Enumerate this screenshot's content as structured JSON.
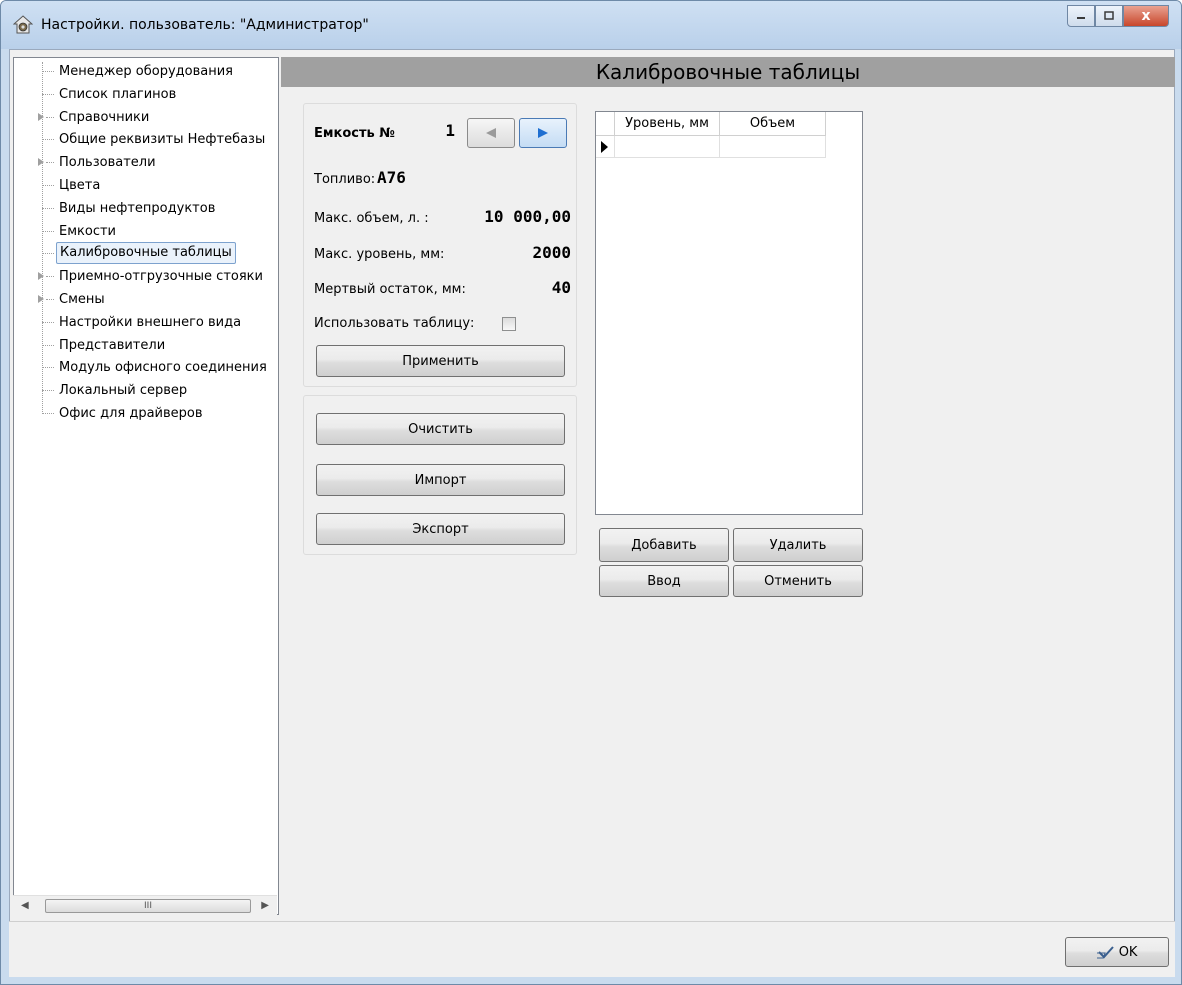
{
  "window": {
    "title": "Настройки. пользователь: \"Администратор\"",
    "close_glyph": "x"
  },
  "tree": {
    "items": [
      {
        "label": "Менеджер оборудования",
        "expandable": false,
        "selected": false
      },
      {
        "label": "Список плагинов",
        "expandable": false,
        "selected": false
      },
      {
        "label": "Справочники",
        "expandable": true,
        "selected": false
      },
      {
        "label": "Общие реквизиты Нефтебазы",
        "expandable": false,
        "selected": false
      },
      {
        "label": "Пользователи",
        "expandable": true,
        "selected": false
      },
      {
        "label": "Цвета",
        "expandable": false,
        "selected": false
      },
      {
        "label": "Виды нефтепродуктов",
        "expandable": false,
        "selected": false
      },
      {
        "label": "Емкости",
        "expandable": false,
        "selected": false
      },
      {
        "label": "Калибровочные таблицы",
        "expandable": false,
        "selected": true
      },
      {
        "label": "Приемно-отгрузочные стояки",
        "expandable": true,
        "selected": false
      },
      {
        "label": "Смены",
        "expandable": true,
        "selected": false
      },
      {
        "label": "Настройки внешнего вида",
        "expandable": false,
        "selected": false
      },
      {
        "label": "Представители",
        "expandable": false,
        "selected": false
      },
      {
        "label": "Модуль офисного соединения",
        "expandable": false,
        "selected": false
      },
      {
        "label": "Локальный сервер",
        "expandable": false,
        "selected": false
      },
      {
        "label": "Офис для драйверов",
        "expandable": false,
        "selected": false
      }
    ],
    "scroll_thumb_glyph": "III"
  },
  "panel": {
    "title": "Калибровочные таблицы"
  },
  "tank": {
    "number_label": "Емкость №",
    "number_value": "1",
    "fuel_label": "Топливо:",
    "fuel_value": "А76",
    "max_volume_label": "Макс. объем, л. :",
    "max_volume_value": "10 000,00",
    "max_level_label": "Макс. уровень, мм:",
    "max_level_value": "2000",
    "dead_rest_label": "Мертвый остаток, мм:",
    "dead_rest_value": "40",
    "use_table_label": "Использовать таблицу:",
    "use_table_checked": false,
    "apply_label": "Применить"
  },
  "actions": {
    "clear_label": "Очистить",
    "import_label": "Импорт",
    "export_label": "Экспорт"
  },
  "grid": {
    "columns": [
      "Уровень, мм",
      "Объем"
    ]
  },
  "grid_actions": {
    "add_label": "Добавить",
    "delete_label": "Удалить",
    "enter_label": "Ввод",
    "cancel_label": "Отменить"
  },
  "footer": {
    "ok_label": "OK"
  },
  "colors": {
    "titlebar": "#c9dbee",
    "panel_header": "#a0a0a0",
    "selection_border": "#7da2ce",
    "nav_arrow": "#1f6fd1",
    "close_button": "#c8462b"
  }
}
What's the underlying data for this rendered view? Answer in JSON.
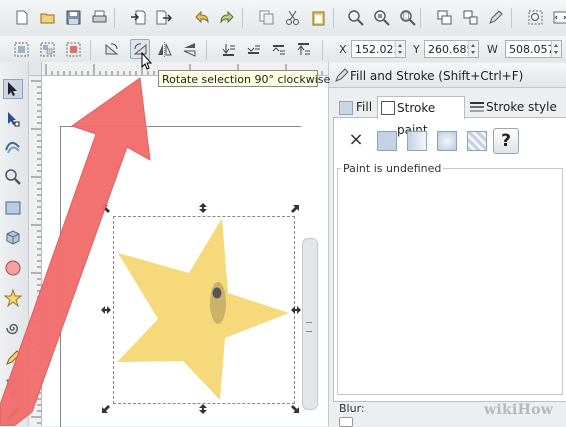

▬▬▬▬▬▬

Write the records out again in full, exactly, and skip every picture.

FULL OUTPUT:
Enumerate this screenshot's content as structured JSON.
{
  "window": {
    "title": "Настройки. пользователь: \"Администратор\"",
    "close_glyph": "x"
  },
  "tree": {
    "items": [
      {
        "label": "Менеджер оборудования",
        "expandable": false,
        "selected": false
      },
      {
        "label": "Список плагинов",
        "expandable": false,
        "selected": false
      },
      {
        "label": "Справочники",
        "expandable": true,
        "selected": false
      },
      {
        "label": "Общие реквизиты Нефтебазы",
        "expandable": false,
        "selected": false
      },
      {
        "label": "Пользователи",
        "expandable": true,
        "selected": false
      },
      {
        "label": "Цвета",
        "expandable": false,
        "selected": false
      },
      {
        "label": "Виды нефтепродуктов",
        "expandable": false,
        "selected": false
      },
      {
        "label": "Емкости",
        "expandable": false,
        "selected": false
      },
      {
        "label": "Калибровочные таблицы",
        "expandable": false,
        "selected": true
      },
      {
        "label": "Приемно-отгрузочные стояки",
        "expandable": true,
        "selected": false
      },
      {
        "label": "Смены",
        "expandable": true,
        "selected": false
      },
      {
        "label": "Настройки внешнего вида",
        "expandable": false,
        "selected": false
      },
      {
        "label": "Представители",
        "expandable": false,
        "selected": false
      },
      {
        "label": "Модуль офисного соединения",
        "expandable": false,
        "selected": false
      },
      {
        "label": "Локальный сервер",
        "expandable": false,
        "selected": false
      },
      {
        "label": "Офис для драйверов",
        "expandable": false,
        "selected": false
      }
    ],
    "scroll_thumb_glyph": "III"
  },
  "panel": {
    "title": "Калибровочные таблицы"
  },
  "tank": {
    "number_label": "Емкость №",
    "number_value": "1",
    "fuel_label": "Топливо:",
    "fuel_value": "А76",
    "max_volume_label": "Макс. объем, л. :",
    "max_volume_value": "10 000,00",
    "max_level_label": "Макс. уровень, мм:",
    "max_level_value": "2000",
    "dead_rest_label": "Мертвый остаток, мм:",
    "dead_rest_value": "40",
    "use_table_label": "Использовать таблицу:",
    "use_table_checked": false,
    "apply_label": "Применить"
  },
  "actions": {
    "clear_label": "Очистить",
    "import_label": "Импорт",
    "export_label": "Экспорт"
  },
  "grid": {
    "columns": [
      "Уровень, мм",
      "Объем"
    ]
  },
  "grid_actions": {
    "add_label": "Добавить",
    "delete_label": "Удалить",
    "enter_label": "Ввод",
    "cancel_label": "Отменить"
  },
  "footer": {
    "ok_label": "OK"
  },
  "colors": {
    "titlebar": "#c9dbee",
    "panel_header": "#a0a0a0",
    "selection_border": "#7da2ce",
    "nav_arrow": "#1f6fd1",
    "close_button": "#c8462b"
  }
}
What's the underlying data for this rendered view? Answer in JSON.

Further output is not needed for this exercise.